### WHAT YOU SHOULD DO:
Each entry below is to be extracted exactly.

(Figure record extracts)
• • • • • • •

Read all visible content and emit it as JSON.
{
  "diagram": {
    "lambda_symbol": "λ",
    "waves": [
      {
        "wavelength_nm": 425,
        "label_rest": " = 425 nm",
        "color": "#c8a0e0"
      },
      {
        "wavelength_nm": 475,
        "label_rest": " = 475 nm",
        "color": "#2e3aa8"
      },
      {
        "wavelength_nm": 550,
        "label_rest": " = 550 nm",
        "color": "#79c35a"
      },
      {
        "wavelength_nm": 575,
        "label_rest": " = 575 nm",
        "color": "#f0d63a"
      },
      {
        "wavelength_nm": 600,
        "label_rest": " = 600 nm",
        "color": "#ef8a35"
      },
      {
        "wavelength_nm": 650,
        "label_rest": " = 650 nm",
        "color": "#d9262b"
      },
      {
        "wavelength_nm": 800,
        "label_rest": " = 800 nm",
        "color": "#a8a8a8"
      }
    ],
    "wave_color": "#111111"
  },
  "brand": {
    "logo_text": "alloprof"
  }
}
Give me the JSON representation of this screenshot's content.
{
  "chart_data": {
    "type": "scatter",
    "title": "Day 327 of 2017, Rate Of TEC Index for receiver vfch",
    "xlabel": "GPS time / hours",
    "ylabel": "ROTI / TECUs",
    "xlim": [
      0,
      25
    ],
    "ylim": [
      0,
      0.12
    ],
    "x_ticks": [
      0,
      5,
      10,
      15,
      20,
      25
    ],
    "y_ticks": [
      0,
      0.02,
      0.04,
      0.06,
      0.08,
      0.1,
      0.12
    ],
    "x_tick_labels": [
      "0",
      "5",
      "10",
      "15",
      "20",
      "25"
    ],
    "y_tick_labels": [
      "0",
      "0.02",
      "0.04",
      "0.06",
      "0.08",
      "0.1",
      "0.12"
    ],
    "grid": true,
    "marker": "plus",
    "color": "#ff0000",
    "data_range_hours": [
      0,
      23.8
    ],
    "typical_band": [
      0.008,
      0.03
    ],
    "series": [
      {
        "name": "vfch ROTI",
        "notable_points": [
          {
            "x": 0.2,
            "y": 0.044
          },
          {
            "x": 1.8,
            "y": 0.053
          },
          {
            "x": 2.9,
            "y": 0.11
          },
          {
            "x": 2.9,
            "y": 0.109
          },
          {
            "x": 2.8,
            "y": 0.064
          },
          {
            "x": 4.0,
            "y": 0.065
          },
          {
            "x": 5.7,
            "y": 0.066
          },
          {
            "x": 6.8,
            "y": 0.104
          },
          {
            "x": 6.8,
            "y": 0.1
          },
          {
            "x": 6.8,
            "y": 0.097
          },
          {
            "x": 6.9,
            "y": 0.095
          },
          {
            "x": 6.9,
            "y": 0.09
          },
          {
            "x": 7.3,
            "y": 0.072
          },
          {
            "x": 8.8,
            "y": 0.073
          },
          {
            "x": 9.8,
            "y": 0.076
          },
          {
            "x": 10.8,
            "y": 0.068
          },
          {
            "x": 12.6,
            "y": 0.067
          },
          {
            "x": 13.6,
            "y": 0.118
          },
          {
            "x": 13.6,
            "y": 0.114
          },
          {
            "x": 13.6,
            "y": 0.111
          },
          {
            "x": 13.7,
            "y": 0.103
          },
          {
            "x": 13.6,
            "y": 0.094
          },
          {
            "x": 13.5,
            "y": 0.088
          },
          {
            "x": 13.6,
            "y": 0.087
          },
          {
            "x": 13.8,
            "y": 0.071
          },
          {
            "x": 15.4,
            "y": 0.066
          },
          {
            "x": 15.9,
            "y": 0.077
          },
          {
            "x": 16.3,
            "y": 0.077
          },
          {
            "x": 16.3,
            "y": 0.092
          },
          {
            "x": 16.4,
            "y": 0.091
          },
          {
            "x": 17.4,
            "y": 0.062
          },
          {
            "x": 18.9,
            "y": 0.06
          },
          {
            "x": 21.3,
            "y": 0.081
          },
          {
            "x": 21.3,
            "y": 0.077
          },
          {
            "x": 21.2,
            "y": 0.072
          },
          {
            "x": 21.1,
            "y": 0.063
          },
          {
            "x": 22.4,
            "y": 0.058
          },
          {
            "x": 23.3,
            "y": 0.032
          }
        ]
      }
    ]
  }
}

• • • • • • •

### WRITTEN ANSWER:
Read all visible content and emit it as JSON.
{
  "diagram": {
    "lambda_symbol": "λ",
    "waves": [
      {
        "wavelength_nm": 425,
        "label_rest": " = 425 nm",
        "color": "#c8a0e0"
      },
      {
        "wavelength_nm": 475,
        "label_rest": " = 475 nm",
        "color": "#2e3aa8"
      },
      {
        "wavelength_nm": 550,
        "label_rest": " = 550 nm",
        "color": "#79c35a"
      },
      {
        "wavelength_nm": 575,
        "label_rest": " = 575 nm",
        "color": "#f0d63a"
      },
      {
        "wavelength_nm": 600,
        "label_rest": " = 600 nm",
        "color": "#ef8a35"
      },
      {
        "wavelength_nm": 650,
        "label_rest": " = 650 nm",
        "color": "#d9262b"
      },
      {
        "wavelength_nm": 800,
        "label_rest": " = 800 nm",
        "color": "#a8a8a8"
      }
    ],
    "wave_color": "#111111"
  },
  "brand": {
    "logo_text": "alloprof"
  }
}
Give me the JSON representation of this screenshot's content.
{
  "chart_data": {
    "type": "scatter",
    "title": "Day 327 of 2017, Rate Of TEC Index for receiver vfch",
    "xlabel": "GPS time / hours",
    "ylabel": "ROTI / TECUs",
    "xlim": [
      0,
      25
    ],
    "ylim": [
      0,
      0.12
    ],
    "x_ticks": [
      0,
      5,
      10,
      15,
      20,
      25
    ],
    "y_ticks": [
      0,
      0.02,
      0.04,
      0.06,
      0.08,
      0.1,
      0.12
    ],
    "x_tick_labels": [
      "0",
      "5",
      "10",
      "15",
      "20",
      "25"
    ],
    "y_tick_labels": [
      "0",
      "0.02",
      "0.04",
      "0.06",
      "0.08",
      "0.1",
      "0.12"
    ],
    "grid": true,
    "marker": "plus",
    "color": "#ff0000",
    "data_range_hours": [
      0,
      23.8
    ],
    "typical_band": [
      0.008,
      0.03
    ],
    "series": [
      {
        "name": "vfch ROTI",
        "notable_points": [
          {
            "x": 0.2,
            "y": 0.044
          },
          {
            "x": 1.8,
            "y": 0.053
          },
          {
            "x": 2.9,
            "y": 0.11
          },
          {
            "x": 2.9,
            "y": 0.109
          },
          {
            "x": 2.8,
            "y": 0.064
          },
          {
            "x": 4.0,
            "y": 0.065
          },
          {
            "x": 5.7,
            "y": 0.066
          },
          {
            "x": 6.8,
            "y": 0.104
          },
          {
            "x": 6.8,
            "y": 0.1
          },
          {
            "x": 6.8,
            "y": 0.097
          },
          {
            "x": 6.9,
            "y": 0.095
          },
          {
            "x": 6.9,
            "y": 0.09
          },
          {
            "x": 7.3,
            "y": 0.072
          },
          {
            "x": 8.8,
            "y": 0.073
          },
          {
            "x": 9.8,
            "y": 0.076
          },
          {
            "x": 10.8,
            "y": 0.068
          },
          {
            "x": 12.6,
            "y": 0.067
          },
          {
            "x": 13.6,
            "y": 0.118
          },
          {
            "x": 13.6,
            "y": 0.114
          },
          {
            "x": 13.6,
            "y": 0.111
          },
          {
            "x": 13.7,
            "y": 0.103
          },
          {
            "x": 13.6,
            "y": 0.094
          },
          {
            "x": 13.5,
            "y": 0.088
          },
          {
            "x": 13.6,
            "y": 0.087
          },
          {
            "x": 13.8,
            "y": 0.071
          },
          {
            "x": 15.4,
            "y": 0.066
          },
          {
            "x": 15.9,
            "y": 0.077
          },
          {
            "x": 16.3,
            "y": 0.077
          },
          {
            "x": 16.3,
            "y": 0.092
          },
          {
            "x": 16.4,
            "y": 0.091
          },
          {
            "x": 17.4,
            "y": 0.062
          },
          {
            "x": 18.9,
            "y": 0.06
          },
          {
            "x": 21.3,
            "y": 0.081
          },
          {
            "x": 21.3,
            "y": 0.077
          },
          {
            "x": 21.2,
            "y": 0.072
          },
          {
            "x": 21.1,
            "y": 0.063
          },
          {
            "x": 22.4,
            "y": 0.058
          },
          {
            "x": 23.3,
            "y": 0.032
          }
        ]
      }
    ]
  }
}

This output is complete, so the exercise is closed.